**EXERCISE**
Rewrite the records below with "bounding boxes" swapped for "box coordinates" and everything else left as is. Leave out the pictures.

**Dataset rows**
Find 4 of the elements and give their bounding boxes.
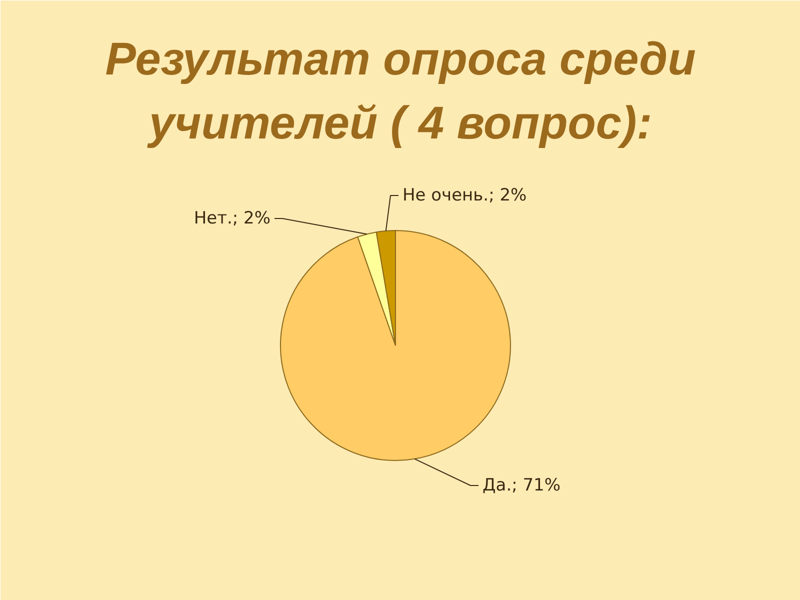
slice-label: Нет.; 2% xyxy=(194,208,271,228)
chart-title: Результат опроса среди учителей ( 4 вопрос): xyxy=(105,32,696,148)
slice-label: Да.; 71% xyxy=(482,476,561,496)
slice-label: Не очень.; 2% xyxy=(402,186,527,206)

**EXERCISE OUTPUT**
Find 4 of the elements and give their box coordinates.
slice-label: Нет.; 2% xyxy=(194,208,271,228)
chart-title: Результат опроса среди учителей ( 4 вопрос): xyxy=(105,32,696,148)
slice-label: Да.; 71% xyxy=(482,476,561,496)
slice-label: Не очень.; 2% xyxy=(402,186,527,206)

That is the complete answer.